• WHAT NEEDS TO BE DONE
Identify the lines that include the word "feet", then copy all of them.
##### ENTRIES PROVIDED
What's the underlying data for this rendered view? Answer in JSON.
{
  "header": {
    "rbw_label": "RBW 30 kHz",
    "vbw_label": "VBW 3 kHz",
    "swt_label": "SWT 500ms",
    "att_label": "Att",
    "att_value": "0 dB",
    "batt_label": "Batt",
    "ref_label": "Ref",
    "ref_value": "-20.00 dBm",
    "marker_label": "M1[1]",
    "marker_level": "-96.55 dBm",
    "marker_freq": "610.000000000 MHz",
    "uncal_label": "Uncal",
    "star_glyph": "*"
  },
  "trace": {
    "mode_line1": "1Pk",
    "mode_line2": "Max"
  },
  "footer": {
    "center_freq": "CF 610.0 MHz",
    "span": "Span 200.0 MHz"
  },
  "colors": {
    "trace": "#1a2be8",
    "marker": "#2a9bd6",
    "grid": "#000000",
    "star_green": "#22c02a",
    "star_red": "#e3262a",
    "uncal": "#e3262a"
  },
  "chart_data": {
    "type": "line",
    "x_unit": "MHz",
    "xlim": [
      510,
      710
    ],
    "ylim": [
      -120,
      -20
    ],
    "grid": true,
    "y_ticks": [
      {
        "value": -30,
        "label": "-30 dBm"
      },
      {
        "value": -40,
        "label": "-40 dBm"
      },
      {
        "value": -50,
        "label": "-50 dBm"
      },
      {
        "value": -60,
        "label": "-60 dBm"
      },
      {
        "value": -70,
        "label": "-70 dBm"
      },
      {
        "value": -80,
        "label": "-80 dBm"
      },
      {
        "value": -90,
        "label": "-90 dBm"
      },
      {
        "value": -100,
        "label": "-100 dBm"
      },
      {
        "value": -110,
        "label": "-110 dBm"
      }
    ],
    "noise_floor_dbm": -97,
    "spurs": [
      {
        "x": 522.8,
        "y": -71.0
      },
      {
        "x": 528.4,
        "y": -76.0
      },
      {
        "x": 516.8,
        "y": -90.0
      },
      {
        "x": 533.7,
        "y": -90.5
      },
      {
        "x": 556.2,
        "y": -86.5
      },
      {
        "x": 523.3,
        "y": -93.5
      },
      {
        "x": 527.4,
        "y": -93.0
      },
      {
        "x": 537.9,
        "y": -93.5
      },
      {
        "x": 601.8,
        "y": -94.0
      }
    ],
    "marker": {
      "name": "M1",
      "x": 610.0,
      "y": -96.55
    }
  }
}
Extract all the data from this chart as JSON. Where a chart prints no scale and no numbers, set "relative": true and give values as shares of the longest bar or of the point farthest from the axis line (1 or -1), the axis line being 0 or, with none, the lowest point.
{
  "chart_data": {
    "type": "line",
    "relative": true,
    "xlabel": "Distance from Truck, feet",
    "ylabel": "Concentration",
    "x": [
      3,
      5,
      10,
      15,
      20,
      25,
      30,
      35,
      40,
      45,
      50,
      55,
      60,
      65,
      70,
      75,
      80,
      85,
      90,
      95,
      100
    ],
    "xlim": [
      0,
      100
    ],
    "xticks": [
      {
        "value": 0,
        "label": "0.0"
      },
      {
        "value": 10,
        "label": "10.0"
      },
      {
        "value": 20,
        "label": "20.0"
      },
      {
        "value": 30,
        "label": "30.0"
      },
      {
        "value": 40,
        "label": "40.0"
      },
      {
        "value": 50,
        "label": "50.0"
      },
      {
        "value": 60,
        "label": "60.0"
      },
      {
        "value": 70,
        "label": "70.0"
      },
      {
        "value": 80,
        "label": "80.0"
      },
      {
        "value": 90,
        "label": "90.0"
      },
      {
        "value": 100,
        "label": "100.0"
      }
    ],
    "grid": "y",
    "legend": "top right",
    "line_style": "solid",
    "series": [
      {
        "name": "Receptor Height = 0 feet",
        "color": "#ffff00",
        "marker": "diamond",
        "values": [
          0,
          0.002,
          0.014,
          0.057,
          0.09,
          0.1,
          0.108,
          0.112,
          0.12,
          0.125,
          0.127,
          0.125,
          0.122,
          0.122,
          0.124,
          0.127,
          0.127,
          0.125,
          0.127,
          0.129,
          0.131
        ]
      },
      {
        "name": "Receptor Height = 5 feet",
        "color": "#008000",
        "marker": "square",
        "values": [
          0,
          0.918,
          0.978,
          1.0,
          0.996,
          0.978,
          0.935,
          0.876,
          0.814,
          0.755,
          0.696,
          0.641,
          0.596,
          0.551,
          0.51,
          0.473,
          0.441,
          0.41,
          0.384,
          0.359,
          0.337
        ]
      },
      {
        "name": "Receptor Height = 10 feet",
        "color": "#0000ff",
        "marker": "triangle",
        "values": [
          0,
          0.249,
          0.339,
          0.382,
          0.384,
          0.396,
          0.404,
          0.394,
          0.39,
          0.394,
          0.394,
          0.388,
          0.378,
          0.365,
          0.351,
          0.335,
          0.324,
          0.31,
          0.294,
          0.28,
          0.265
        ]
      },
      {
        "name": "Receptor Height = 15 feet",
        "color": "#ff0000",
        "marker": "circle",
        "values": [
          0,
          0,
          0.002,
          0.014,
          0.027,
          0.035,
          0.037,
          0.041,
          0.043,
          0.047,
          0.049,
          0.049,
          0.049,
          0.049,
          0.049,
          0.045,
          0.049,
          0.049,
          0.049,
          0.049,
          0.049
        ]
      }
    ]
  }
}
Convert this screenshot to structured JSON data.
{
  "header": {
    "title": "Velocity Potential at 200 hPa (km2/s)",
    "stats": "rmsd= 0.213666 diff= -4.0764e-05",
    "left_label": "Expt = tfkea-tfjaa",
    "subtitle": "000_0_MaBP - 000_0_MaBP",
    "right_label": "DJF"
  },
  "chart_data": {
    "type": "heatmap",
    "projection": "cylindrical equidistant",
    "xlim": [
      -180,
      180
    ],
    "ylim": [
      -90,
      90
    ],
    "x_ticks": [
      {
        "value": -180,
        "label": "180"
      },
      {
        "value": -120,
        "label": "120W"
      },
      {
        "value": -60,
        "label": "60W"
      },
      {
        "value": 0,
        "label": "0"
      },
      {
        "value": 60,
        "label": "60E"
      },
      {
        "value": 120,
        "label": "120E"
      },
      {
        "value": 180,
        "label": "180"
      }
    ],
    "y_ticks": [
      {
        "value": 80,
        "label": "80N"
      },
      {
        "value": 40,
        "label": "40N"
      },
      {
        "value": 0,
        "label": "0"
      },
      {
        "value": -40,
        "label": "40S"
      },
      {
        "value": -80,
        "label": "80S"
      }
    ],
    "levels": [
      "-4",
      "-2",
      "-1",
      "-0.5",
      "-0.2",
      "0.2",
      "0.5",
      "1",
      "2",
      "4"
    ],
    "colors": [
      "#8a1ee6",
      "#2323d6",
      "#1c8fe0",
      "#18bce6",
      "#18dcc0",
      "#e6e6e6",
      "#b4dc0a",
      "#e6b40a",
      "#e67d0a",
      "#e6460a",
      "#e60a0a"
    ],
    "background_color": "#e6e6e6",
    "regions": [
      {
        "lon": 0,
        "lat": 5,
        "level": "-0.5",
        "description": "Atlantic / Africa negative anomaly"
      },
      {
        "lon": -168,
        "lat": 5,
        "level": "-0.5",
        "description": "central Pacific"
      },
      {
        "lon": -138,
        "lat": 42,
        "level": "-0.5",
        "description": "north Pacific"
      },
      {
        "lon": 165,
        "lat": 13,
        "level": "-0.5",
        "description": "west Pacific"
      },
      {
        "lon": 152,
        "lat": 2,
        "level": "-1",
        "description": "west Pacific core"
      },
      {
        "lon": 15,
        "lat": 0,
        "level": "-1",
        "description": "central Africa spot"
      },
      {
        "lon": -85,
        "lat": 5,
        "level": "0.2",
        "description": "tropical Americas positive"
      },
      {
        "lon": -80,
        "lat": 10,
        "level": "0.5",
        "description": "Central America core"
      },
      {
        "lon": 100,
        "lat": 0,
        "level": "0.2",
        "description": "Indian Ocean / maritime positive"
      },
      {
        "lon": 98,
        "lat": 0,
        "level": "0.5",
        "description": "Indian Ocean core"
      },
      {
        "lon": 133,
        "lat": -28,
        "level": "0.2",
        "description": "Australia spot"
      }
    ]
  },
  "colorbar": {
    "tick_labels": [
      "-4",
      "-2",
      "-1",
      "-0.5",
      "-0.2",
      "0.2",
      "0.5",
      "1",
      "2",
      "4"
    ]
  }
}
##########
• RESPONSE BELOW
    "xlabel": "Distance from Truck, feet",
        "name": "Receptor Height = 0 feet",
        "name": "Receptor Height = 5 feet",
        "name": "Receptor Height = 10 feet",
        "name": "Receptor Height = 15 feet",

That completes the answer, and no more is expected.